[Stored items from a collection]

·····

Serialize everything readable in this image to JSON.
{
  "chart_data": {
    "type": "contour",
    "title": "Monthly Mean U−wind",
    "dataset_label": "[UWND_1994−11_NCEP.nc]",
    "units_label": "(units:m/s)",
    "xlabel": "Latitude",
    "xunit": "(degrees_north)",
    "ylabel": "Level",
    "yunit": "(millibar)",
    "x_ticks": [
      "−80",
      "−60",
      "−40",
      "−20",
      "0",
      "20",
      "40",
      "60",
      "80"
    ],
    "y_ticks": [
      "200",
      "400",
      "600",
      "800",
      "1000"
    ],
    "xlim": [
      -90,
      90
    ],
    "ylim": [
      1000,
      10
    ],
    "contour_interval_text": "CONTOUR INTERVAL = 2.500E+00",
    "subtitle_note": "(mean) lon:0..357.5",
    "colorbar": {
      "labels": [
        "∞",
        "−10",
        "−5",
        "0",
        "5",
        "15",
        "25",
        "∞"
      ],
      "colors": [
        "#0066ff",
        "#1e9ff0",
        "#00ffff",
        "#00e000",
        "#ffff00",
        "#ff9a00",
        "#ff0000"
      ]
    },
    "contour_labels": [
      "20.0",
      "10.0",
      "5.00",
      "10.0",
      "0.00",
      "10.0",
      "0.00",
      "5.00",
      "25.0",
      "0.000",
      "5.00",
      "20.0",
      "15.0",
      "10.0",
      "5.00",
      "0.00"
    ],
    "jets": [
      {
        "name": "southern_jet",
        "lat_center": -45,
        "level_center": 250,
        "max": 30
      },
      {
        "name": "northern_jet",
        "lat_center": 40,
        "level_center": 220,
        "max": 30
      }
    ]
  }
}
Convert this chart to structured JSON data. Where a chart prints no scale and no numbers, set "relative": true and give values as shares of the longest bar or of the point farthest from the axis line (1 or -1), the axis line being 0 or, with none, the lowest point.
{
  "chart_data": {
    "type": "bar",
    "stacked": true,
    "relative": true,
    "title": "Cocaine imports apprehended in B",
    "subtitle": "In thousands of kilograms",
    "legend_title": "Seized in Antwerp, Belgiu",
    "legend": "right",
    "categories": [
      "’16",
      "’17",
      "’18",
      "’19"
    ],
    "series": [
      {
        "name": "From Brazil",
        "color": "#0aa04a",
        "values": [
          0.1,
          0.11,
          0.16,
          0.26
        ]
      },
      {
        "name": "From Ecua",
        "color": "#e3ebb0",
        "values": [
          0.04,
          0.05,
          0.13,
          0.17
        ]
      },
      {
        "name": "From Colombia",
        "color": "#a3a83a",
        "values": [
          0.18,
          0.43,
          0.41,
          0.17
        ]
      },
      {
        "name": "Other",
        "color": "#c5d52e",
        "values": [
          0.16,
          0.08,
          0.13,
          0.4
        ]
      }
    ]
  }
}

·····

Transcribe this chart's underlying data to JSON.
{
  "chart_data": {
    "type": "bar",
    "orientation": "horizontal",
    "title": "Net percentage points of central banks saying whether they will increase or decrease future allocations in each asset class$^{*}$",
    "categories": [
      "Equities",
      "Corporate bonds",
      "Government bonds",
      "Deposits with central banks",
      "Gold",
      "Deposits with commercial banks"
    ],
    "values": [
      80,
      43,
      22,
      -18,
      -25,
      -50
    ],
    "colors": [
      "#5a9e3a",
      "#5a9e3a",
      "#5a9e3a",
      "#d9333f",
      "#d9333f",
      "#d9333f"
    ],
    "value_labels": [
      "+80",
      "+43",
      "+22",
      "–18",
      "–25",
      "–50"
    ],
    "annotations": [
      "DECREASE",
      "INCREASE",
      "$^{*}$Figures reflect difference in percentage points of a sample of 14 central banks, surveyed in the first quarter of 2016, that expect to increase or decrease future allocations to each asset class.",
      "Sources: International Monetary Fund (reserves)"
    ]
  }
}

·····

The problem> Looking back at the lines above, state how many contain the word "name", and supply nothing besides the number.

Right answer> 6